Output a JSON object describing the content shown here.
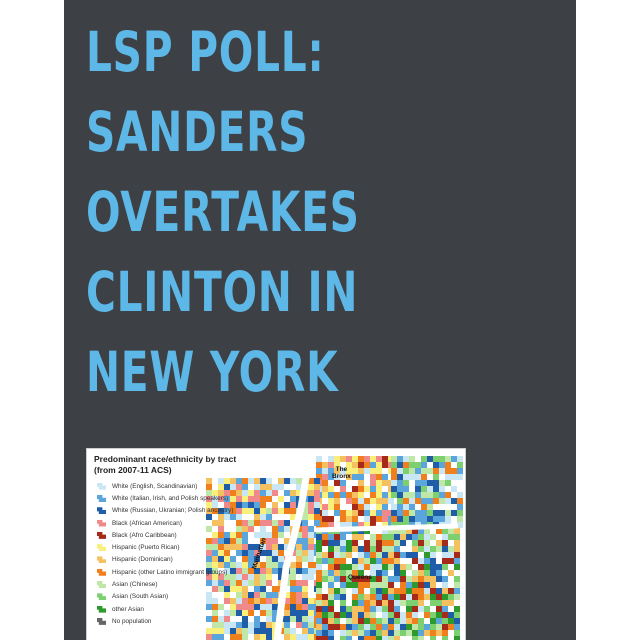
{
  "headline": {
    "lines": [
      "LSP POLL:",
      "SANDERS",
      "OVERTAKES",
      "CLINTON IN",
      "NEW YORK"
    ],
    "color": "#5db8e8"
  },
  "panel": {
    "background": "#3d4045"
  },
  "map": {
    "title_line1": "Predominant race/ethnicity by tract",
    "title_line2": "(from 2007-11 ACS)",
    "legend": [
      {
        "label": "White (English, Scandinavian)",
        "color": "#c9e6f5"
      },
      {
        "label": "White (Italian, Irish, and Polish speakers)",
        "color": "#5aa6dc"
      },
      {
        "label": "White (Russian, Ukranian; Polish ancestry)",
        "color": "#1f5da8"
      },
      {
        "label": "Black (African American)",
        "color": "#f08a8a"
      },
      {
        "label": "Black (Afro Caribbean)",
        "color": "#a52a1a"
      },
      {
        "label": "Hispanic (Puerto Rican)",
        "color": "#f8f07a"
      },
      {
        "label": "Hispanic (Dominican)",
        "color": "#f5c060"
      },
      {
        "label": "Hispanic (other Latino immigrant groups)",
        "color": "#f07f1e"
      },
      {
        "label": "Asian (Chinese)",
        "color": "#bfe8a8"
      },
      {
        "label": "Asian (South Asian)",
        "color": "#7cd070"
      },
      {
        "label": "other Asian",
        "color": "#2e9a2e"
      },
      {
        "label": "No population",
        "color": "#666666"
      }
    ],
    "places": {
      "bronx_line1": "The",
      "bronx_line2": "Bronx",
      "manhattan": "Manhattan",
      "queens": "Queens"
    }
  }
}
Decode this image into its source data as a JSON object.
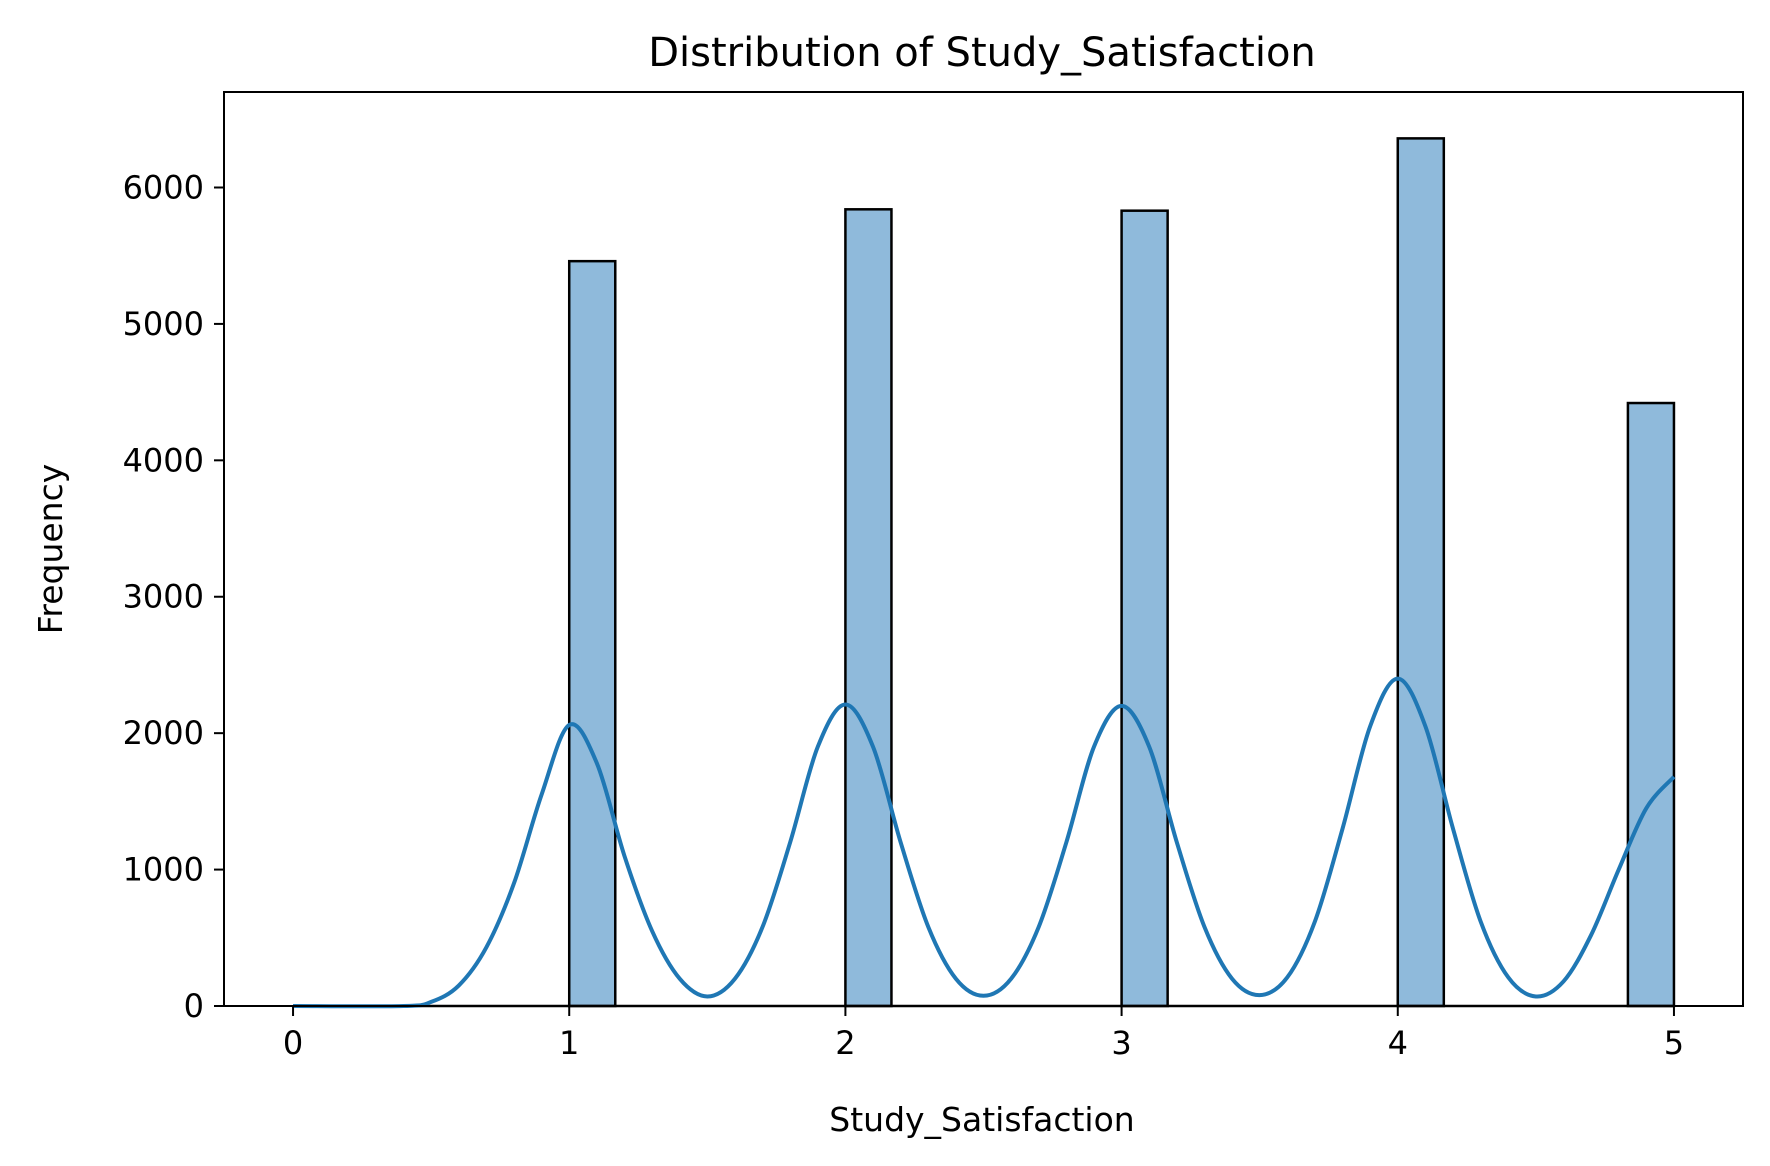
{
  "chart_data": {
    "type": "bar",
    "title": "Distribution of Study_Satisfaction",
    "xlabel": "Study_Satisfaction",
    "ylabel": "Frequency",
    "xlim": [
      -0.25,
      5.25
    ],
    "ylim": [
      0,
      6700
    ],
    "x_ticks": [
      0,
      1,
      2,
      3,
      4,
      5
    ],
    "y_ticks": [
      0,
      1000,
      2000,
      3000,
      4000,
      5000,
      6000
    ],
    "grid": false,
    "legend": "none",
    "histogram": {
      "bin_width": 0.1667,
      "bars": [
        {
          "x_start": 1.0,
          "value": 5460
        },
        {
          "x_start": 2.0,
          "value": 5840
        },
        {
          "x_start": 3.0,
          "value": 5830
        },
        {
          "x_start": 4.0,
          "value": 6360
        },
        {
          "x_start": 4.8333,
          "value": 4420
        }
      ],
      "fill_color": "#8fbadb",
      "edge_color": "#000000"
    },
    "kde": {
      "color": "#1f77b4",
      "points": [
        {
          "x": 0.0,
          "y": 0
        },
        {
          "x": 0.4,
          "y": 0
        },
        {
          "x": 0.5,
          "y": 30
        },
        {
          "x": 0.6,
          "y": 150
        },
        {
          "x": 0.7,
          "y": 430
        },
        {
          "x": 0.8,
          "y": 900
        },
        {
          "x": 0.9,
          "y": 1550
        },
        {
          "x": 1.0,
          "y": 2060
        },
        {
          "x": 1.1,
          "y": 1780
        },
        {
          "x": 1.2,
          "y": 1100
        },
        {
          "x": 1.3,
          "y": 550
        },
        {
          "x": 1.4,
          "y": 200
        },
        {
          "x": 1.5,
          "y": 70
        },
        {
          "x": 1.6,
          "y": 200
        },
        {
          "x": 1.7,
          "y": 580
        },
        {
          "x": 1.8,
          "y": 1200
        },
        {
          "x": 1.9,
          "y": 1900
        },
        {
          "x": 2.0,
          "y": 2210
        },
        {
          "x": 2.1,
          "y": 1900
        },
        {
          "x": 2.2,
          "y": 1200
        },
        {
          "x": 2.3,
          "y": 580
        },
        {
          "x": 2.4,
          "y": 200
        },
        {
          "x": 2.5,
          "y": 75
        },
        {
          "x": 2.6,
          "y": 200
        },
        {
          "x": 2.7,
          "y": 580
        },
        {
          "x": 2.8,
          "y": 1200
        },
        {
          "x": 2.9,
          "y": 1900
        },
        {
          "x": 3.0,
          "y": 2200
        },
        {
          "x": 3.1,
          "y": 1900
        },
        {
          "x": 3.2,
          "y": 1200
        },
        {
          "x": 3.3,
          "y": 580
        },
        {
          "x": 3.4,
          "y": 200
        },
        {
          "x": 3.5,
          "y": 80
        },
        {
          "x": 3.6,
          "y": 210
        },
        {
          "x": 3.7,
          "y": 620
        },
        {
          "x": 3.8,
          "y": 1300
        },
        {
          "x": 3.9,
          "y": 2050
        },
        {
          "x": 4.0,
          "y": 2400
        },
        {
          "x": 4.1,
          "y": 2050
        },
        {
          "x": 4.2,
          "y": 1300
        },
        {
          "x": 4.3,
          "y": 620
        },
        {
          "x": 4.4,
          "y": 210
        },
        {
          "x": 4.5,
          "y": 70
        },
        {
          "x": 4.6,
          "y": 180
        },
        {
          "x": 4.7,
          "y": 520
        },
        {
          "x": 4.8,
          "y": 1000
        },
        {
          "x": 4.9,
          "y": 1450
        },
        {
          "x": 5.0,
          "y": 1680
        }
      ]
    }
  }
}
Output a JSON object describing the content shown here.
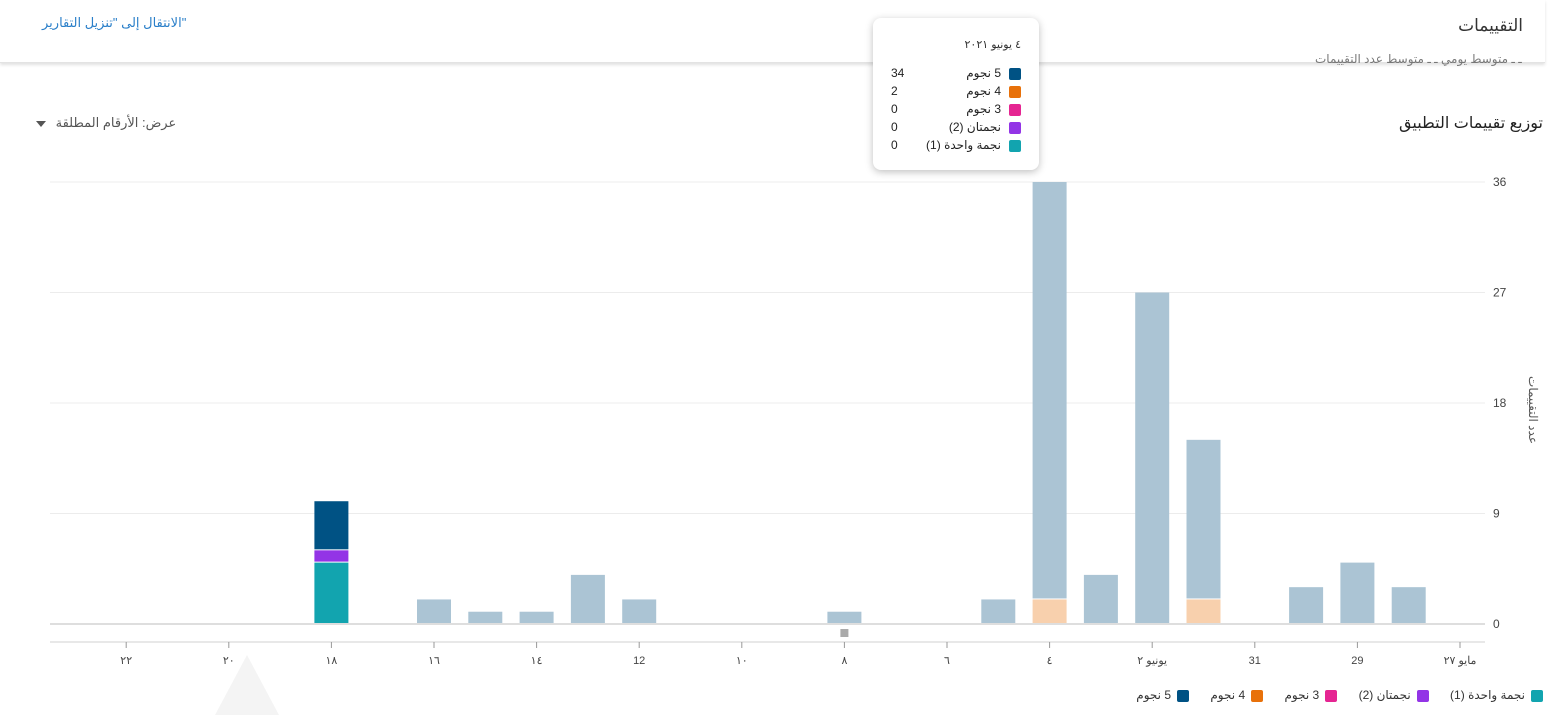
{
  "header": {
    "title": "التقييمات",
    "report_link": "الانتقال إلى \"تنزيل التقارير\"",
    "partial_legend": "ـ ـ متوسط يومي  ـ ـ  متوسط عدد التقييمات"
  },
  "section": {
    "title": "توزيع تقييمات التطبيق",
    "view_label": "عرض: الأرقام المطلقة"
  },
  "colors": {
    "five": "#005284",
    "four": "#e8710a",
    "three": "#e52592",
    "two": "#9334e6",
    "one": "#12a4af",
    "faded": "#abc4d4",
    "faded_orange": "#f8d0ad",
    "faded_teal": "#b0e0e4",
    "faded_purple": "#d8c2f5"
  },
  "chart_data": {
    "type": "bar",
    "stacked": true,
    "ylabel": "عدد التقييمات",
    "ylim": [
      0,
      36
    ],
    "yticks": [
      0,
      9,
      18,
      27,
      36
    ],
    "x_axis_direction": "right-to-left",
    "highlighted_index": 14,
    "series_names": [
      "5 نجوم",
      "4 نجوم",
      "3 نجوم",
      "نجمتان (2)",
      "نجمة واحدة (1)"
    ],
    "bars": [
      {
        "date": "2021-05-28",
        "values": [
          3,
          0,
          0,
          0,
          0
        ]
      },
      {
        "date": "2021-05-29",
        "values": [
          5,
          0,
          0,
          0,
          0
        ]
      },
      {
        "date": "2021-05-30",
        "values": [
          3,
          0,
          0,
          0,
          0
        ]
      },
      {
        "date": "2021-06-01",
        "values": [
          13,
          2,
          0,
          0,
          0
        ]
      },
      {
        "date": "2021-06-02",
        "values": [
          27,
          0,
          0,
          0,
          0
        ]
      },
      {
        "date": "2021-06-03",
        "values": [
          4,
          0,
          0,
          0,
          0
        ]
      },
      {
        "date": "2021-06-04",
        "values": [
          34,
          2,
          0,
          0,
          0
        ]
      },
      {
        "date": "2021-06-05",
        "values": [
          2,
          0,
          0,
          0,
          0
        ]
      },
      {
        "date": "2021-06-08",
        "values": [
          1,
          0,
          0,
          0,
          0
        ]
      },
      {
        "date": "2021-06-12",
        "values": [
          2,
          0,
          0,
          0,
          0
        ]
      },
      {
        "date": "2021-06-13",
        "values": [
          4,
          0,
          0,
          0,
          0
        ]
      },
      {
        "date": "2021-06-14",
        "values": [
          1,
          0,
          0,
          0,
          0
        ]
      },
      {
        "date": "2021-06-15",
        "values": [
          1,
          0,
          0,
          0,
          0
        ]
      },
      {
        "date": "2021-06-16",
        "values": [
          2,
          0,
          0,
          0,
          0
        ]
      },
      {
        "date": "2021-06-18",
        "values": [
          4,
          0,
          0,
          1,
          5
        ]
      }
    ],
    "xticks": [
      {
        "date": "2021-05-27",
        "label": "مايو ٢٧"
      },
      {
        "date": "2021-05-29",
        "label": "29"
      },
      {
        "date": "2021-05-31",
        "label": "31"
      },
      {
        "date": "2021-06-02",
        "label": "يونيو ٢"
      },
      {
        "date": "2021-06-04",
        "label": "٤"
      },
      {
        "date": "2021-06-06",
        "label": "٦"
      },
      {
        "date": "2021-06-08",
        "label": "٨"
      },
      {
        "date": "2021-06-10",
        "label": "١٠"
      },
      {
        "date": "2021-06-12",
        "label": "12"
      },
      {
        "date": "2021-06-14",
        "label": "١٤"
      },
      {
        "date": "2021-06-16",
        "label": "١٦"
      },
      {
        "date": "2021-06-18",
        "label": "١٨"
      },
      {
        "date": "2021-06-20",
        "label": "٢٠"
      },
      {
        "date": "2021-06-22",
        "label": "٢٢"
      }
    ]
  },
  "tooltip": {
    "date": "٤ يونيو ٢٠٢١",
    "rows": [
      {
        "label": "5 نجوم",
        "value": "34"
      },
      {
        "label": "4 نجوم",
        "value": "2"
      },
      {
        "label": "3 نجوم",
        "value": "0"
      },
      {
        "label": "نجمتان (2)",
        "value": "0"
      },
      {
        "label": "نجمة واحدة (1)",
        "value": "0"
      }
    ]
  },
  "legend": [
    {
      "label": "نجمة واحدة (1)",
      "color": "#12a4af"
    },
    {
      "label": "نجمتان (2)",
      "color": "#9334e6"
    },
    {
      "label": "3 نجوم",
      "color": "#e52592"
    },
    {
      "label": "4 نجوم",
      "color": "#e8710a"
    },
    {
      "label": "5 نجوم",
      "color": "#005284"
    }
  ]
}
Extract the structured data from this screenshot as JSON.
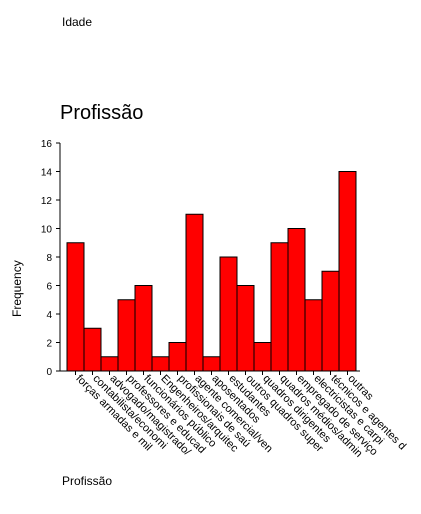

**WHAT THE EXERCISE ASKS**: Go through the listing above line by line and say how many lines hold the word "واحدة". Reply with that number only.

**ANSWER TO THIS TASK**: 3